-- Problem to solve --
Arrange the lines as a JSON list of strings, one string per line and with blank lines omitted, taking the part that opens with the line containing "enumerate the UI" and closes with the line containing "lightbulb-icon bbox=[50, 631, 104, 681]", both included.

-- Material for this exercise --
□ □ □
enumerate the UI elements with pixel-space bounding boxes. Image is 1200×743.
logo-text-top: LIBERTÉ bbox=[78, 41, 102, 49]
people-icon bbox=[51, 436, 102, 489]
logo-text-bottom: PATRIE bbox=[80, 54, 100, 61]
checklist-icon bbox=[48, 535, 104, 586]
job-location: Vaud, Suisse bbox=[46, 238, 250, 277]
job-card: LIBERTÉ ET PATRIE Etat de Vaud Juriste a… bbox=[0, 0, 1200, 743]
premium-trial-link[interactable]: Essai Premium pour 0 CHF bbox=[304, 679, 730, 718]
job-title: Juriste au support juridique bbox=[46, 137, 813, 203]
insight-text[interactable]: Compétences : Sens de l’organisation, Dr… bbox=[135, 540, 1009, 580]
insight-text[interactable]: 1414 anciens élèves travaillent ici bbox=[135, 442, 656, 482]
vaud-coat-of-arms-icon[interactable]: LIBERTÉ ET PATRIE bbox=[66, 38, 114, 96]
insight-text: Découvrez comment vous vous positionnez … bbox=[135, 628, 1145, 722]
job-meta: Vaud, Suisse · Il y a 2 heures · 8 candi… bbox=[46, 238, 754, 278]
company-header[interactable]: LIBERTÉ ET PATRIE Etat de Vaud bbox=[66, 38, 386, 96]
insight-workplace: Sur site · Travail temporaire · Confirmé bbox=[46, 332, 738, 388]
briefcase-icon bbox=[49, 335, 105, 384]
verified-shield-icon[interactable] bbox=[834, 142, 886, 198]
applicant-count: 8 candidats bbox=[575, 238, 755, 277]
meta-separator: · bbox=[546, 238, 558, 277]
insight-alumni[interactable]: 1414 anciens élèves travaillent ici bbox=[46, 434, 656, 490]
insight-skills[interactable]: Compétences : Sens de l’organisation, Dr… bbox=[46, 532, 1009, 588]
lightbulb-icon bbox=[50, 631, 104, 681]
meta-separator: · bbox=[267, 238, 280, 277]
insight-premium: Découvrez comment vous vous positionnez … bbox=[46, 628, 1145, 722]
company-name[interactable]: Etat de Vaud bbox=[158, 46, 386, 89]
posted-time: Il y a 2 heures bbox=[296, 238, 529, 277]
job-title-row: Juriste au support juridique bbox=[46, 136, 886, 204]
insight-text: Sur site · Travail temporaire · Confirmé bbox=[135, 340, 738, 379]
□ □ □
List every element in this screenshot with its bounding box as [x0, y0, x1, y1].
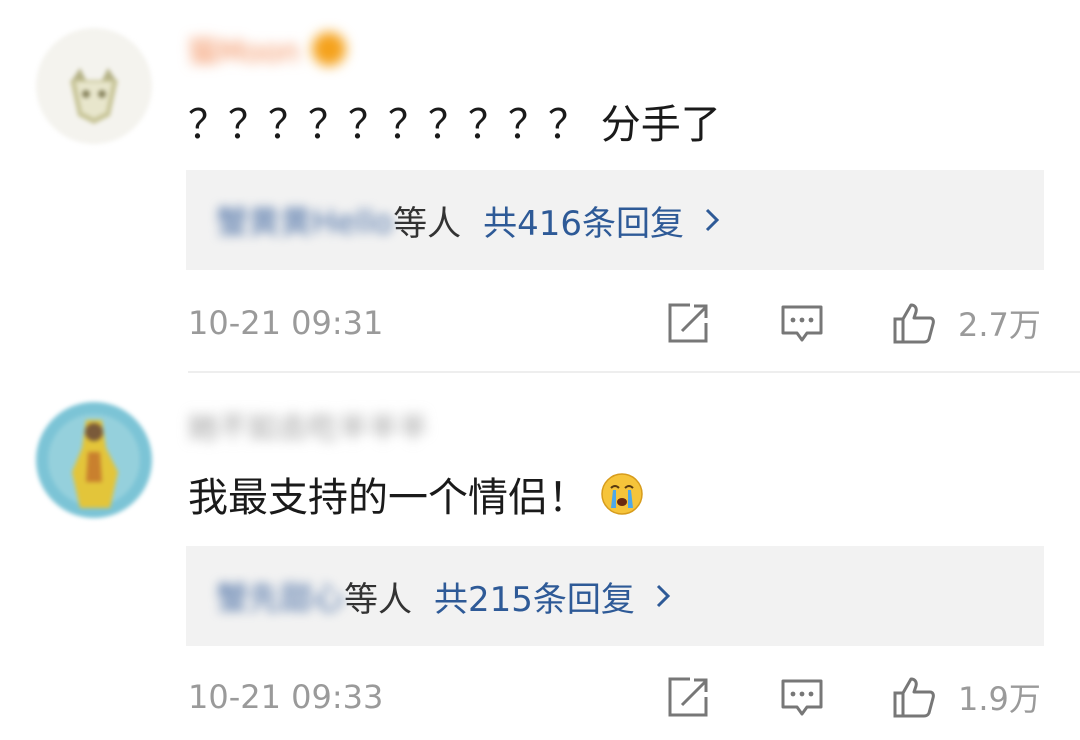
□ □ □
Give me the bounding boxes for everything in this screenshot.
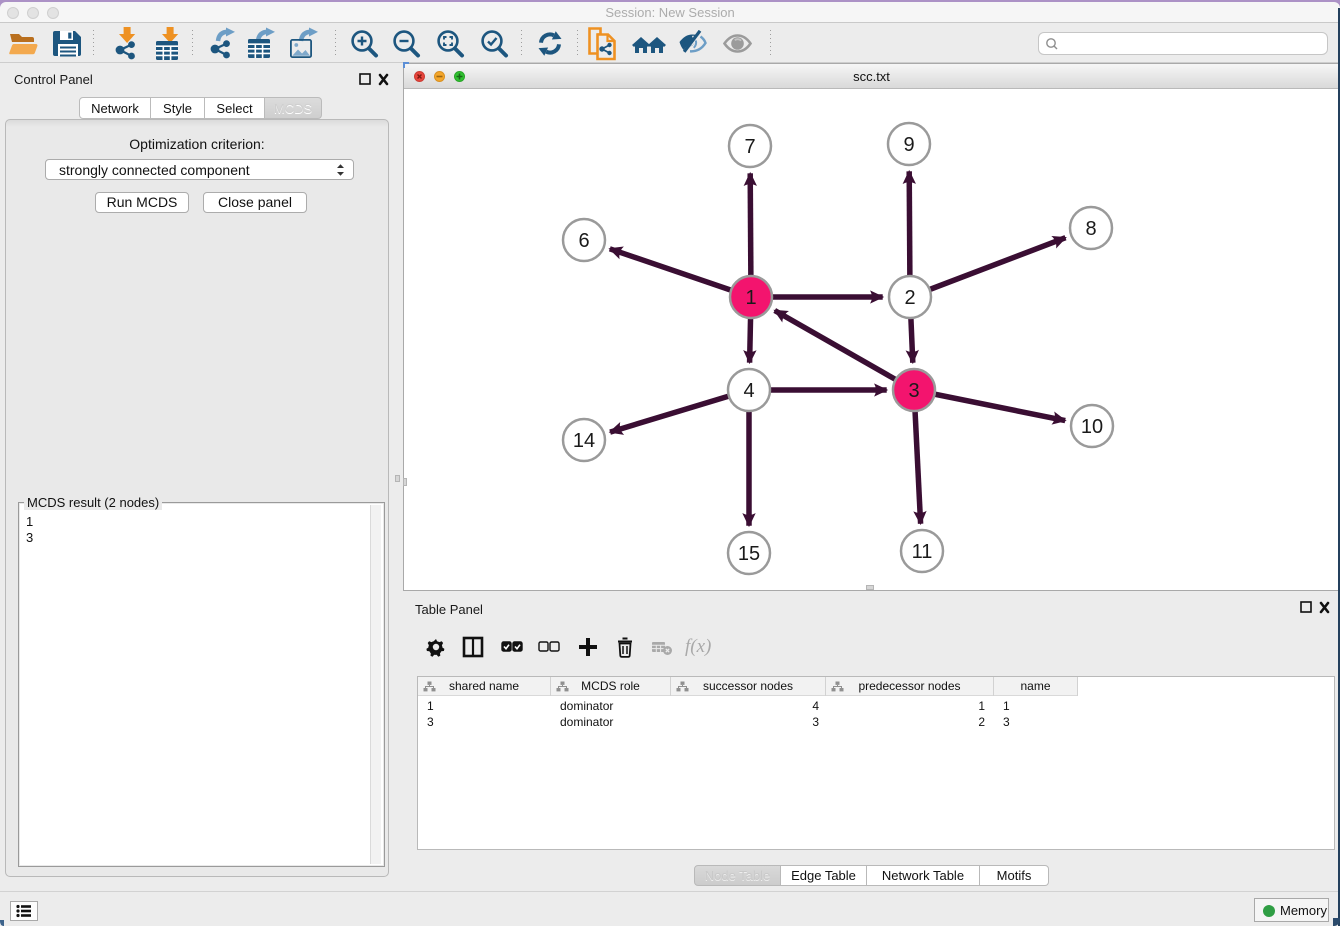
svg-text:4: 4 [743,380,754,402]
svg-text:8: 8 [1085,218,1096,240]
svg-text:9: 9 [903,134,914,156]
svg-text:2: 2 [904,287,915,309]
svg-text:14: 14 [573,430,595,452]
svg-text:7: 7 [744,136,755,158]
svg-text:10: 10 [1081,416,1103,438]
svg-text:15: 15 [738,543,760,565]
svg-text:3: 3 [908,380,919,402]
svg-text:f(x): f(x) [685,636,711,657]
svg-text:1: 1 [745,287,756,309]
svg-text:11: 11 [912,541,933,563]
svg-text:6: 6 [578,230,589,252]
□ □ □
-- Exercise response --
[
  "enumerate the UI elements with pixel-space bounding boxes. Image is 1200×743.",
  "logo-text-top: LIBERTÉ bbox=[78, 41, 102, 49]",
  "people-icon bbox=[51, 436, 102, 489]",
  "logo-text-bottom: PATRIE bbox=[80, 54, 100, 61]",
  "checklist-icon bbox=[48, 535, 104, 586]",
  "job-location: Vaud, Suisse bbox=[46, 238, 250, 277]",
  "job-card: LIBERTÉ ET PATRIE Etat de Vaud Juriste a… bbox=[0, 0, 1200, 743]",
  "premium-trial-link[interactable]: Essai Premium pour 0 CHF bbox=[304, 679, 730, 718]",
  "job-title: Juriste au support juridique bbox=[46, 137, 813, 203]",
  "insight-text[interactable]: Compétences : Sens de l’organisation, Dr… bbox=[135, 540, 1009, 580]",
  "insight-text[interactable]: 1414 anciens élèves travaillent ici bbox=[135, 442, 656, 482]",
  "vaud-coat-of-arms-icon[interactable]: LIBERTÉ ET PATRIE bbox=[66, 38, 114, 96]",
  "insight-text: Découvrez comment vous vous positionnez … bbox=[135, 628, 1145, 722]",
  "job-meta: Vaud, Suisse · Il y a 2 heures · 8 candi… bbox=[46, 238, 754, 278]",
  "company-header[interactable]: LIBERTÉ ET PATRIE Etat de Vaud bbox=[66, 38, 386, 96]",
  "insight-workplace: Sur site · Travail temporaire · Confirmé bbox=[46, 332, 738, 388]",
  "briefcase-icon bbox=[49, 335, 105, 384]",
  "verified-shield-icon[interactable] bbox=[834, 142, 886, 198]",
  "applicant-count: 8 candidats bbox=[575, 238, 755, 277]",
  "meta-separator: · bbox=[546, 238, 558, 277]",
  "insight-alumni[interactable]: 1414 anciens élèves travaillent ici bbox=[46, 434, 656, 490]",
  "insight-skills[interactable]: Compétences : Sens de l’organisation, Dr… bbox=[46, 532, 1009, 588]",
  "lightbulb-icon bbox=[50, 631, 104, 681]"
]